**** Items ****

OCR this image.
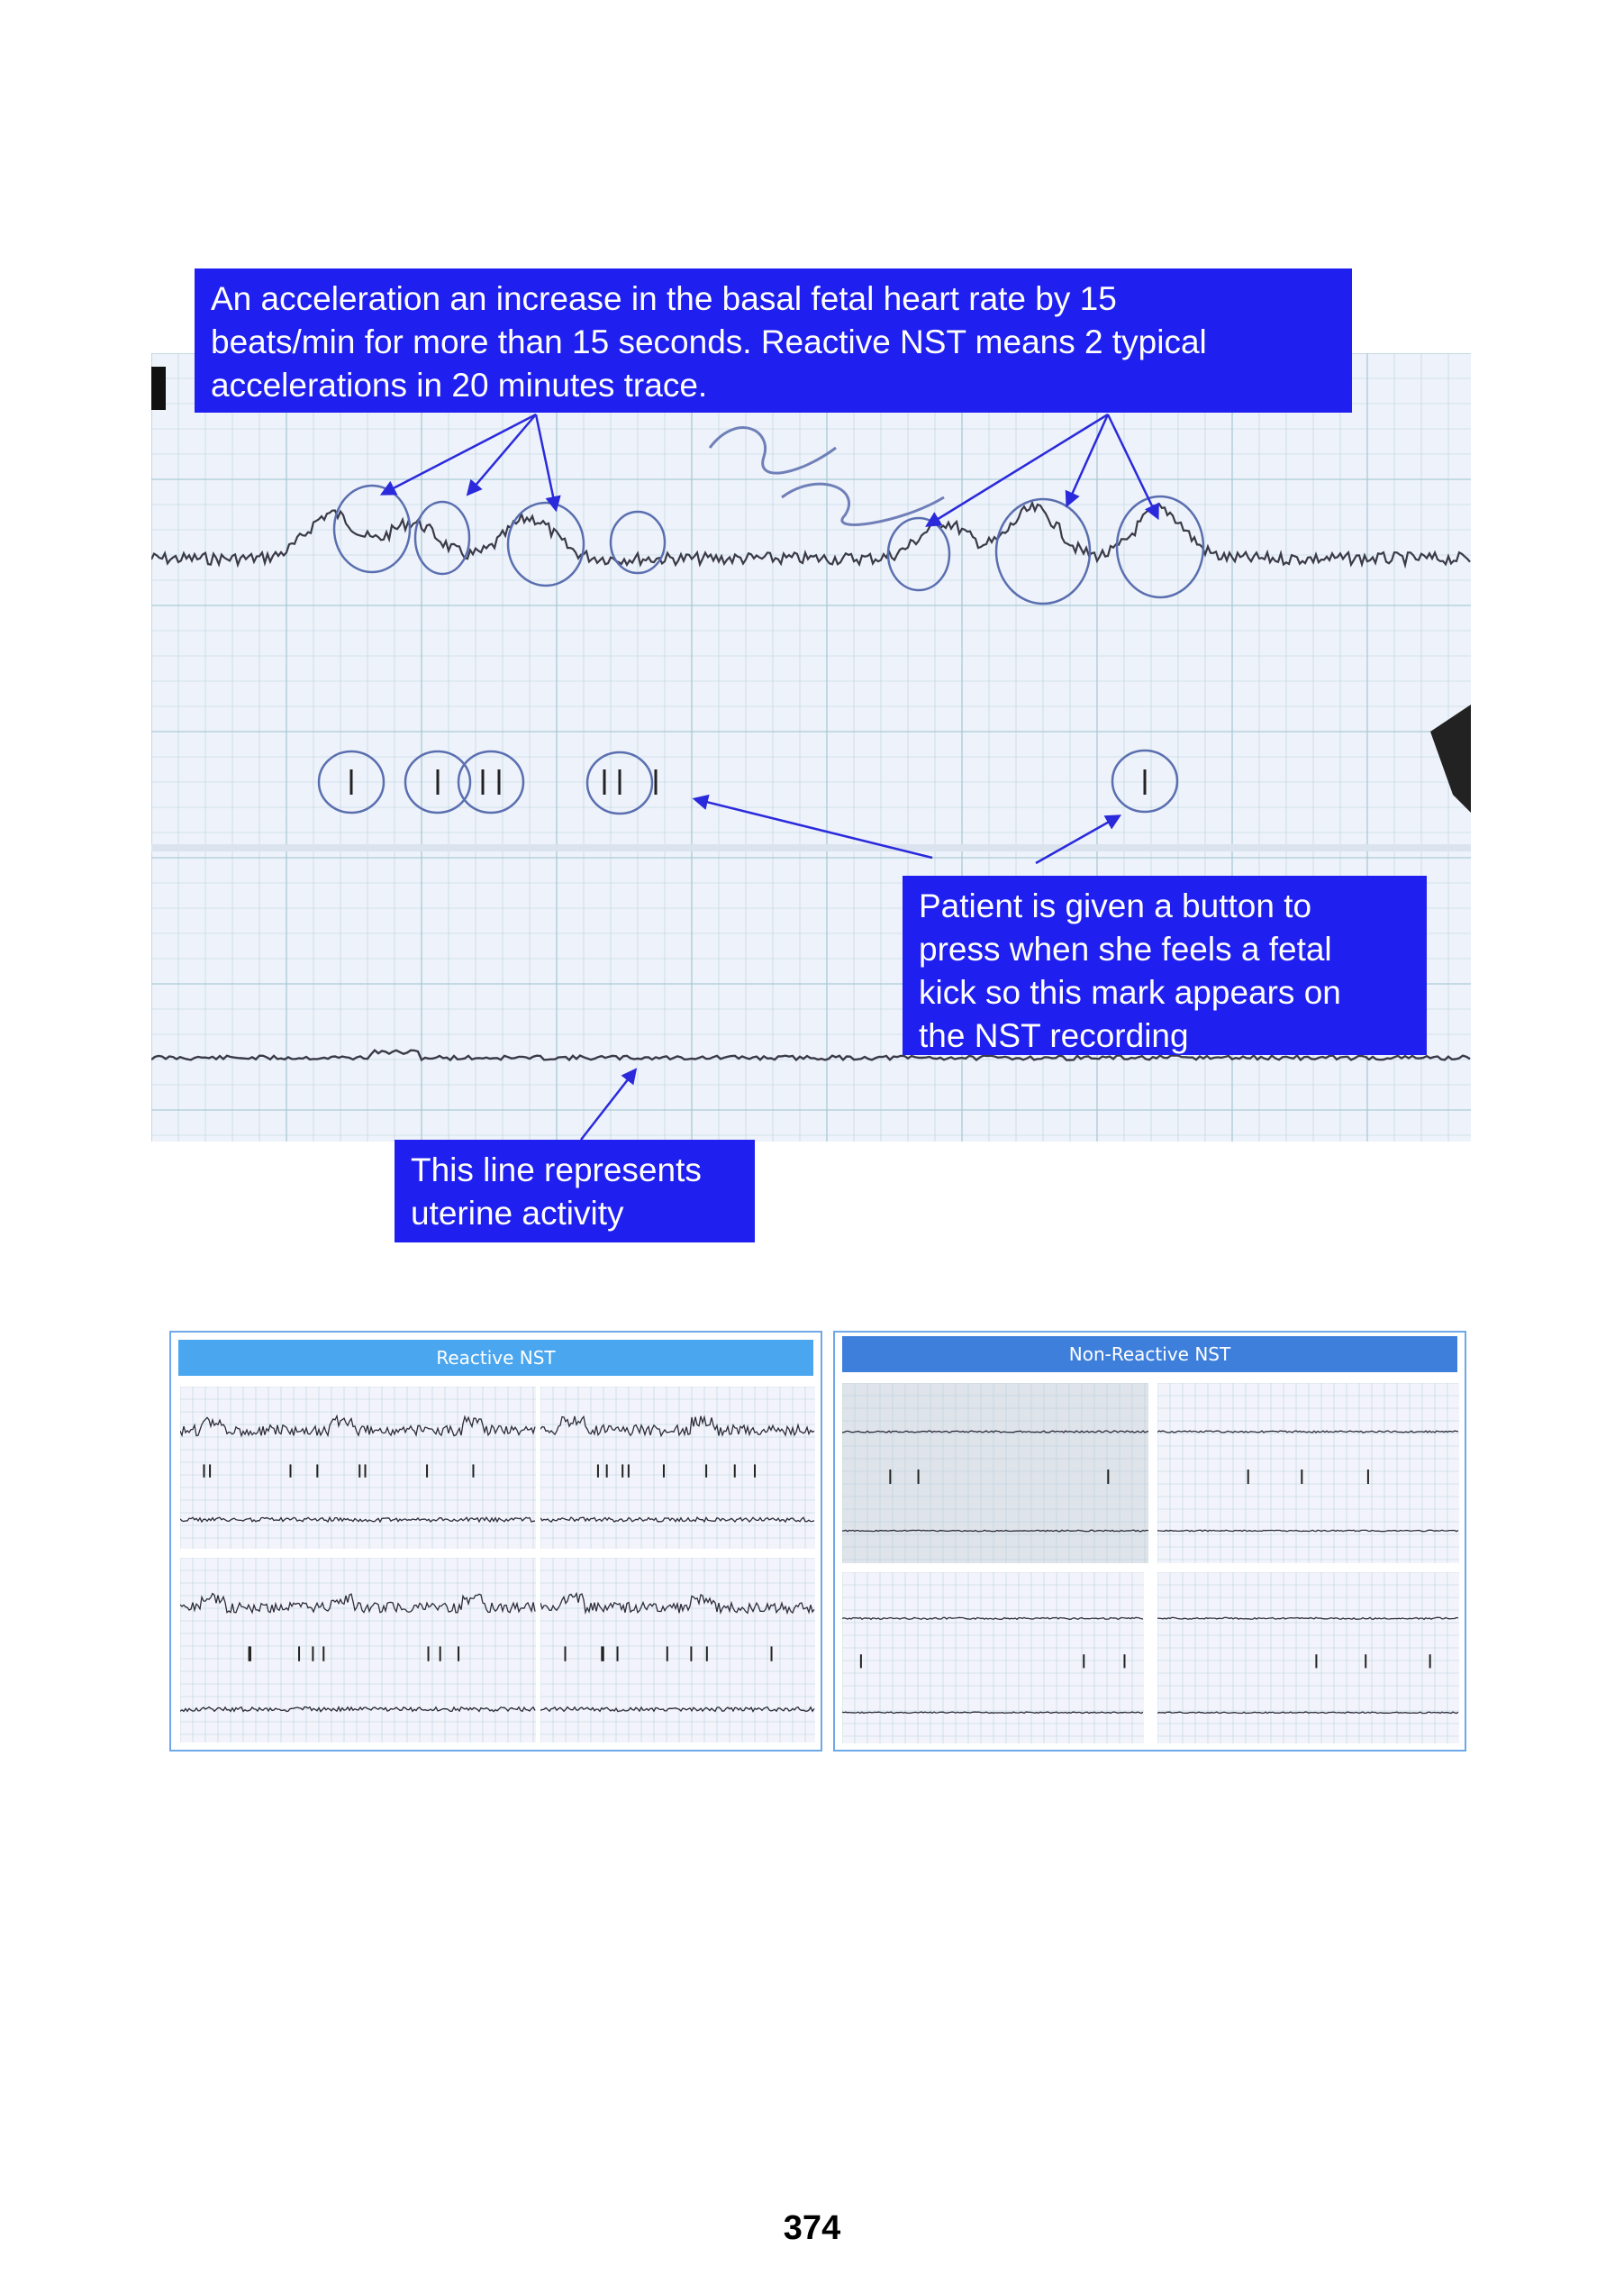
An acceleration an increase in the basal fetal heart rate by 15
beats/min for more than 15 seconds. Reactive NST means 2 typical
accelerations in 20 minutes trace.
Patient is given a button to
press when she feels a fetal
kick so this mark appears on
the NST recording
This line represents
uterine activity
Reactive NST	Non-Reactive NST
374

****
**** Items ****

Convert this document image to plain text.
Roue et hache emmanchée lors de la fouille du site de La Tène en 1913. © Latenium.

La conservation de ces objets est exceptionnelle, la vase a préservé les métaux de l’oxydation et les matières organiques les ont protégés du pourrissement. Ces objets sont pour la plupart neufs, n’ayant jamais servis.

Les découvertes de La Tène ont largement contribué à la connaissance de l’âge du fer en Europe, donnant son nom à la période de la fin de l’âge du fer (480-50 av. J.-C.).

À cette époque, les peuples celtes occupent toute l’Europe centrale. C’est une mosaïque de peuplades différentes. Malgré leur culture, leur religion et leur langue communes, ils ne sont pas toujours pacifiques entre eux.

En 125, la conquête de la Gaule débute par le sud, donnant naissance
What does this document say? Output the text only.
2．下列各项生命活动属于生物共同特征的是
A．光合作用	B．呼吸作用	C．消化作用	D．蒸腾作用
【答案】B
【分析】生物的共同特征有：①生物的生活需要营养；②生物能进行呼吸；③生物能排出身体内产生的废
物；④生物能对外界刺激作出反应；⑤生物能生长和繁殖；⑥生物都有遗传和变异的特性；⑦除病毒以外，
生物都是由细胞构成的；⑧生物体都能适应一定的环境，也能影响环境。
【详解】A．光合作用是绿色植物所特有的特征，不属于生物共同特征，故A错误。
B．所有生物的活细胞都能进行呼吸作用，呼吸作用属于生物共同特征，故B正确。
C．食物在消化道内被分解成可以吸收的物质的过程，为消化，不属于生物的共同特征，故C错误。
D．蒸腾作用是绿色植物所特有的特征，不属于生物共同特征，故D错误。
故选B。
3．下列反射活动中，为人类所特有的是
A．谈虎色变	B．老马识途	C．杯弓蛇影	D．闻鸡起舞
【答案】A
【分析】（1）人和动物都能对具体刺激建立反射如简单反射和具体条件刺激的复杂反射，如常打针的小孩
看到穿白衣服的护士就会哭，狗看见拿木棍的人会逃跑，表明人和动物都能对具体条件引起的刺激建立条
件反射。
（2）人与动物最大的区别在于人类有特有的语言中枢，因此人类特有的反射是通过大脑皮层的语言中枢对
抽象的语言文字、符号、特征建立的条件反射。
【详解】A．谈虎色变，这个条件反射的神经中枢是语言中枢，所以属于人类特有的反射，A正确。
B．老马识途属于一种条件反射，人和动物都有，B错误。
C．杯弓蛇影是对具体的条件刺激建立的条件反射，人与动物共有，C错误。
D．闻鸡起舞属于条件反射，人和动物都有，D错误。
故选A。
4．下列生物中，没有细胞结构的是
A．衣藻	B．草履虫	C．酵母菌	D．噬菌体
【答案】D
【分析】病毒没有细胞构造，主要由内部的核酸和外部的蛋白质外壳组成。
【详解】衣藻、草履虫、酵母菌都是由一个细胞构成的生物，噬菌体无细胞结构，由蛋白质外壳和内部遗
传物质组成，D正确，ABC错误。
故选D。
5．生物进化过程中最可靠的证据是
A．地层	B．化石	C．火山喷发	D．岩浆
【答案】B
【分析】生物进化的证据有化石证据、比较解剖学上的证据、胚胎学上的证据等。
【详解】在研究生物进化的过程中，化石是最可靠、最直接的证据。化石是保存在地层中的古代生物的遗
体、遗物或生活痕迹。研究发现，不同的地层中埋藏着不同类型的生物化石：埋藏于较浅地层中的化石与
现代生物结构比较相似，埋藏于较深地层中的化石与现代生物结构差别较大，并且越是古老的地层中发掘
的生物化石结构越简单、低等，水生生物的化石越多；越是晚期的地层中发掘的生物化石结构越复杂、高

****

■ Aim of the task:
Return only the count of lines in the records that hold the word "Reactive".

■ Result of the exercise:
2